Exercise directions. Where the word "text" occurs in a line, return that line.

Raw data.

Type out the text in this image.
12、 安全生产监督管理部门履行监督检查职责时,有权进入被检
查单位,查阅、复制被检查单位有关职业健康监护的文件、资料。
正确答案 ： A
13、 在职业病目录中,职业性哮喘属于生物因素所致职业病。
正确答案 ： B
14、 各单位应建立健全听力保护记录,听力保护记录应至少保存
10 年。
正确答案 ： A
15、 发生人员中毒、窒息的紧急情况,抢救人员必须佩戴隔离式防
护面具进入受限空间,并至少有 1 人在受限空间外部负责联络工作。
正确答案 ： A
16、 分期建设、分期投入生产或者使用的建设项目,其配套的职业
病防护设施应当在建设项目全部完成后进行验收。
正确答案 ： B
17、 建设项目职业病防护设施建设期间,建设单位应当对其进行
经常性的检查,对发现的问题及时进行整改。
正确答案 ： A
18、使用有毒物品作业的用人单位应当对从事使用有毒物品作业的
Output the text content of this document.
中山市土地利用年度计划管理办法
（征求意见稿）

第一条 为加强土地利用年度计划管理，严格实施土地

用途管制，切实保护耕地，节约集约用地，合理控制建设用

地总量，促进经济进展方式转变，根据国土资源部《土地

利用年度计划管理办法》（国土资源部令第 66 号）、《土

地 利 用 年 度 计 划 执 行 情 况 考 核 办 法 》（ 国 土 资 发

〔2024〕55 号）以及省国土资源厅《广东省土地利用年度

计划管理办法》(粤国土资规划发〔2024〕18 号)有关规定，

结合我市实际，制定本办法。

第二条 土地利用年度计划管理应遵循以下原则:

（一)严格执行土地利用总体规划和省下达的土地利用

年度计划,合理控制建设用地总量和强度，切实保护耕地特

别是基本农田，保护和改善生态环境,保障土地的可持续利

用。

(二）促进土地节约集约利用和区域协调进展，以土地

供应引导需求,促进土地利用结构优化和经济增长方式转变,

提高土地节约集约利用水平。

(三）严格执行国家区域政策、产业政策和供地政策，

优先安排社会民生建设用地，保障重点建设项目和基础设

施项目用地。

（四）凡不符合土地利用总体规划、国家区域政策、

The answer.
Type out the text in this image.
Output the text content of this document.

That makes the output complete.